* [PASSAGE]
The rest of the ride was fairly uneventful. We hit a couple of downpours, with the rest of the day having us follow the A9 down the coast to Dornoch, where we would sleep indoors. In a bed of all things.
We filled up on more food and beer and looked forward to the next day, where we would return to Inverness.
Day 8 was a similarly uneventful day to the previous day, seeing us dodge and weave around main roads and side roads to get back to Inverness. With under 50 miles to cover and only 2000ft of climbing, riding was starting to feel remarkably easier than the previous days.
We opted to again book somewhere to sleep for the night, deciding on the best AirBnB we could find in Inverness that definitely had a washing machine for our kit. A ‘Munchie Box’ and a few beers later and we were out like a light.
After a bit of a rest and a recharge in Inverness, we were ready for the next leg of the trip, the ride from Inverness to Glasgow. We knew the roads in the Highlands were a little more forgiving, so we were looking forward to the riding easing up a little from the previous days.

* [PROVIDED MATERIAL]
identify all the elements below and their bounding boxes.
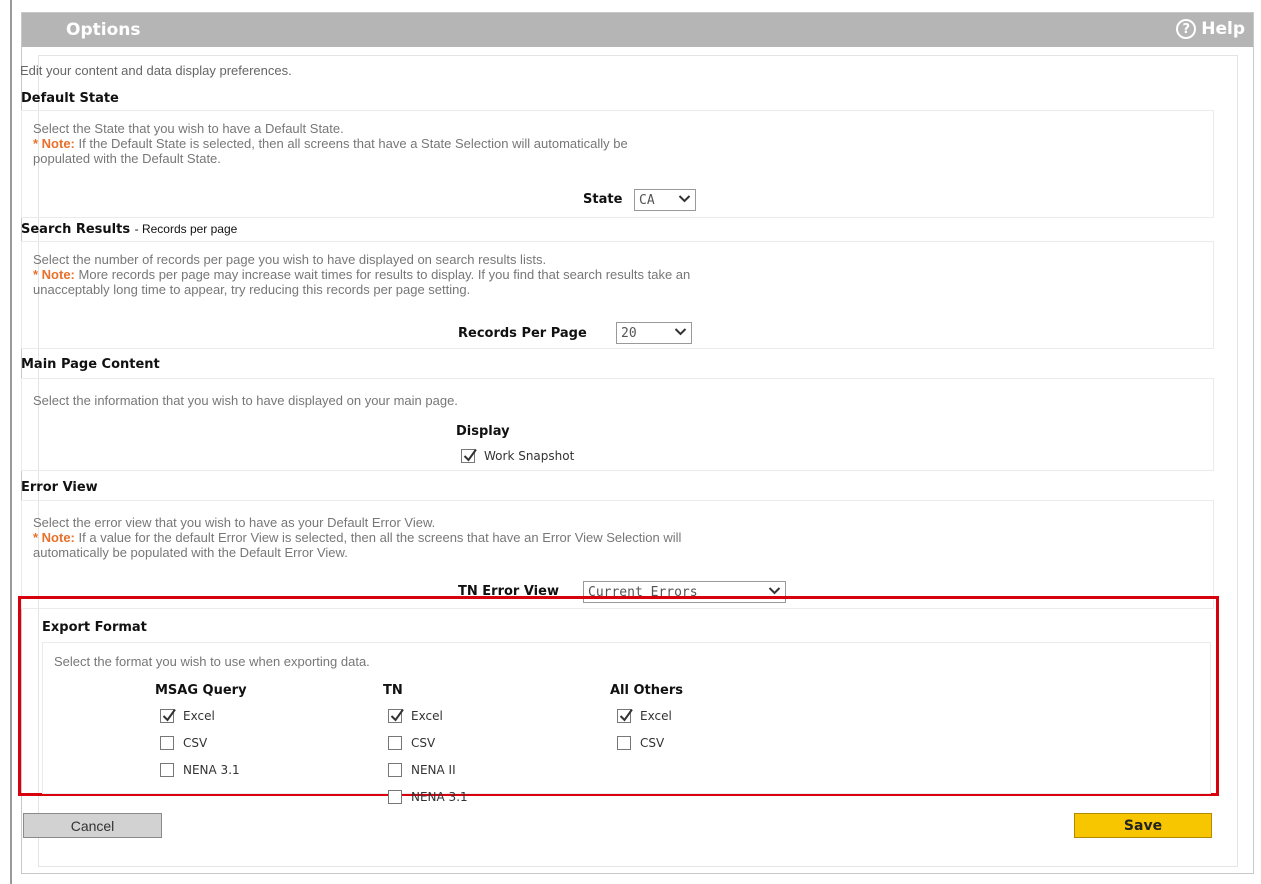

* [YOUR TASK]
List every town or city named in the cycling trip passage above.

* [SOLUTION FOR THIS TASK]
Dornoch, Inverness, Glasgow